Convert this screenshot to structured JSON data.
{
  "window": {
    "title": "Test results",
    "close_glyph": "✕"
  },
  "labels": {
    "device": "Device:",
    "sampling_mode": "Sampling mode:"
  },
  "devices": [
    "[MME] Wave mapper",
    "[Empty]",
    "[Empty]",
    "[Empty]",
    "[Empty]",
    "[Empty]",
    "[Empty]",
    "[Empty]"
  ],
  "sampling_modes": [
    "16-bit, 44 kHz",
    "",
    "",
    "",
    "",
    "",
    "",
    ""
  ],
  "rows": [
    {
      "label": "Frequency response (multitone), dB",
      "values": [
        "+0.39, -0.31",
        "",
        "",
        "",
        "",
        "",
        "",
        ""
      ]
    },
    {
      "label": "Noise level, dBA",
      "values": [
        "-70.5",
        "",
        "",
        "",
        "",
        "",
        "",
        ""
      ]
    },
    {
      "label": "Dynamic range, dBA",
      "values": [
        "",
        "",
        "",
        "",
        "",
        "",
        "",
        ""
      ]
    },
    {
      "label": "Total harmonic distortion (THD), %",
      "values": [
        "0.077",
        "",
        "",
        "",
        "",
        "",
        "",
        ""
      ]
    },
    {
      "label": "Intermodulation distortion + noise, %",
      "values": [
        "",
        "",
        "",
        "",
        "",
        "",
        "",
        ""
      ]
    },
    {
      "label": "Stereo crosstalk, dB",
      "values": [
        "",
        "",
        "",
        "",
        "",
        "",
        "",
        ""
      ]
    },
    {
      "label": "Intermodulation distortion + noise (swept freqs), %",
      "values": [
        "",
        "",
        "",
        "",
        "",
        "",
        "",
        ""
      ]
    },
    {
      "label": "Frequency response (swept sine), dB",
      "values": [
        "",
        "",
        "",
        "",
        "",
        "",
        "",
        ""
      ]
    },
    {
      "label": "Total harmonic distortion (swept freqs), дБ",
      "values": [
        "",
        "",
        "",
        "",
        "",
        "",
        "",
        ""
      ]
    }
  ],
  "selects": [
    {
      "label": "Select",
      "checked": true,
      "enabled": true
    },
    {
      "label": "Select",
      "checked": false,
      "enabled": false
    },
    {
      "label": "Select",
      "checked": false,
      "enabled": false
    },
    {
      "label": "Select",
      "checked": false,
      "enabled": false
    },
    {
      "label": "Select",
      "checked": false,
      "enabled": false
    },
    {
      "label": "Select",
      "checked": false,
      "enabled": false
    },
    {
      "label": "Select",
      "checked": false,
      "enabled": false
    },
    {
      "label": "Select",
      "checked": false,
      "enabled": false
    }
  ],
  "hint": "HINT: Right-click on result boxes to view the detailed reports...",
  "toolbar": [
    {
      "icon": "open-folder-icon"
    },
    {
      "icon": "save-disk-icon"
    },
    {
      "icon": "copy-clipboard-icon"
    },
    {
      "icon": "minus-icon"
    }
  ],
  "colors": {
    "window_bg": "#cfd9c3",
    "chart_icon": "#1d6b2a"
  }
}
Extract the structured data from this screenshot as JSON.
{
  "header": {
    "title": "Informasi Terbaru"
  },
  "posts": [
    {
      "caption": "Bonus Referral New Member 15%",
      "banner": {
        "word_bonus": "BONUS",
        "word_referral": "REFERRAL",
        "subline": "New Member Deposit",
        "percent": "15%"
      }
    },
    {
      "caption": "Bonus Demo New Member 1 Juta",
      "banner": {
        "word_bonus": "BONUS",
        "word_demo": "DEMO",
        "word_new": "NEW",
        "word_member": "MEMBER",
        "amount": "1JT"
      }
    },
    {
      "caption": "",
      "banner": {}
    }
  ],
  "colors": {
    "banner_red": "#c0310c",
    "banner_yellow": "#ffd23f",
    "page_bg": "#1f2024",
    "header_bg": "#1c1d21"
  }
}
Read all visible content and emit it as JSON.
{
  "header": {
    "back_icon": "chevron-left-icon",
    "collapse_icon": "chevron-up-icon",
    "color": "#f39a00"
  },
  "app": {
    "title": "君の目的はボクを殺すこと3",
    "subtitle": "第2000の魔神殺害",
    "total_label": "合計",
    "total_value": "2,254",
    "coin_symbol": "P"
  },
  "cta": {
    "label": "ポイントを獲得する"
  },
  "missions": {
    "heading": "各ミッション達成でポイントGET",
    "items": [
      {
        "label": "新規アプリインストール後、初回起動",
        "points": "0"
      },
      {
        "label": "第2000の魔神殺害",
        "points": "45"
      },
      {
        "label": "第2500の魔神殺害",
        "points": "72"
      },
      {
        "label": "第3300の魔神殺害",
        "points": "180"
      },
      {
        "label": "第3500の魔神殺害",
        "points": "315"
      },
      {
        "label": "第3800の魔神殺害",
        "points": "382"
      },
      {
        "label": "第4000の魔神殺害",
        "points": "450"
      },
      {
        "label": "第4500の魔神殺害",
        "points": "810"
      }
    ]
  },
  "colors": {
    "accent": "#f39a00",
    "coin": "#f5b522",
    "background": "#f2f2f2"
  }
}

EXERCISE: Give back all the records exactly as they stand.

RESPONSE BELOW:
Convert this screenshot to structured JSON data.
{
  "window": {
    "title": "Test results",
    "close_glyph": "✕"
  },
  "labels": {
    "device": "Device:",
    "sampling_mode": "Sampling mode:"
  },
  "devices": [
    "[MME] Wave mapper",
    "[Empty]",
    "[Empty]",
    "[Empty]",
    "[Empty]",
    "[Empty]",
    "[Empty]",
    "[Empty]"
  ],
  "sampling_modes": [
    "16-bit, 44 kHz",
    "",
    "",
    "",
    "",
    "",
    "",
    ""
  ],
  "rows": [
    {
      "label": "Frequency response (multitone), dB",
      "values": [
        "+0.39, -0.31",
        "",
        "",
        "",
        "",
        "",
        "",
        ""
      ]
    },
    {
      "label": "Noise level, dBA",
      "values": [
        "-70.5",
        "",
        "",
        "",
        "",
        "",
        "",
        ""
      ]
    },
    {
      "label": "Dynamic range, dBA",
      "values": [
        "",
        "",
        "",
        "",
        "",
        "",
        "",
        ""
      ]
    },
    {
      "label": "Total harmonic distortion (THD), %",
      "values": [
        "0.077",
        "",
        "",
        "",
        "",
        "",
        "",
        ""
      ]
    },
    {
      "label": "Intermodulation distortion + noise, %",
      "values": [
        "",
        "",
        "",
        "",
        "",
        "",
        "",
        ""
      ]
    },
    {
      "label": "Stereo crosstalk, dB",
      "values": [
        "",
        "",
        "",
        "",
        "",
        "",
        "",
        ""
      ]
    },
    {
      "label": "Intermodulation distortion + noise (swept freqs), %",
      "values": [
        "",
        "",
        "",
        "",
        "",
        "",
        "",
        ""
      ]
    },
    {
      "label": "Frequency response (swept sine), dB",
      "values": [
        "",
        "",
        "",
        "",
        "",
        "",
        "",
        ""
      ]
    },
    {
      "label": "Total harmonic distortion (swept freqs), дБ",
      "values": [
        "",
        "",
        "",
        "",
        "",
        "",
        "",
        ""
      ]
    }
  ],
  "selects": [
    {
      "label": "Select",
      "checked": true,
      "enabled": true
    },
    {
      "label": "Select",
      "checked": false,
      "enabled": false
    },
    {
      "label": "Select",
      "checked": false,
      "enabled": false
    },
    {
      "label": "Select",
      "checked": false,
      "enabled": false
    },
    {
      "label": "Select",
      "checked": false,
      "enabled": false
    },
    {
      "label": "Select",
      "checked": false,
      "enabled": false
    },
    {
      "label": "Select",
      "checked": false,
      "enabled": false
    },
    {
      "label": "Select",
      "checked": false,
      "enabled": false
    }
  ],
  "hint": "HINT: Right-click on result boxes to view the detailed reports...",
  "toolbar": [
    {
      "icon": "open-folder-icon"
    },
    {
      "icon": "save-disk-icon"
    },
    {
      "icon": "copy-clipboard-icon"
    },
    {
      "icon": "minus-icon"
    }
  ],
  "colors": {
    "window_bg": "#cfd9c3",
    "chart_icon": "#1d6b2a"
  }
}
Extract the structured data from this screenshot as JSON.
{
  "header": {
    "title": "Informasi Terbaru"
  },
  "posts": [
    {
      "caption": "Bonus Referral New Member 15%",
      "banner": {
        "word_bonus": "BONUS",
        "word_referral": "REFERRAL",
        "subline": "New Member Deposit",
        "percent": "15%"
      }
    },
    {
      "caption": "Bonus Demo New Member 1 Juta",
      "banner": {
        "word_bonus": "BONUS",
        "word_demo": "DEMO",
        "word_new": "NEW",
        "word_member": "MEMBER",
        "amount": "1JT"
      }
    },
    {
      "caption": "",
      "banner": {}
    }
  ],
  "colors": {
    "banner_red": "#c0310c",
    "banner_yellow": "#ffd23f",
    "page_bg": "#1f2024",
    "header_bg": "#1c1d21"
  }
}
Read all visible content and emit it as JSON.
{
  "header": {
    "back_icon": "chevron-left-icon",
    "collapse_icon": "chevron-up-icon",
    "color": "#f39a00"
  },
  "app": {
    "title": "君の目的はボクを殺すこと3",
    "subtitle": "第2000の魔神殺害",
    "total_label": "合計",
    "total_value": "2,254",
    "coin_symbol": "P"
  },
  "cta": {
    "label": "ポイントを獲得する"
  },
  "missions": {
    "heading": "各ミッション達成でポイントGET",
    "items": [
      {
        "label": "新規アプリインストール後、初回起動",
        "points": "0"
      },
      {
        "label": "第2000の魔神殺害",
        "points": "45"
      },
      {
        "label": "第2500の魔神殺害",
        "points": "72"
      },
      {
        "label": "第3300の魔神殺害",
        "points": "180"
      },
      {
        "label": "第3500の魔神殺害",
        "points": "315"
      },
      {
        "label": "第3800の魔神殺害",
        "points": "382"
      },
      {
        "label": "第4000の魔神殺害",
        "points": "450"
      },
      {
        "label": "第4500の魔神殺害",
        "points": "810"
      }
    ]
  },
  "colors": {
    "accent": "#f39a00",
    "coin": "#f5b522",
    "background": "#f2f2f2"
  }
}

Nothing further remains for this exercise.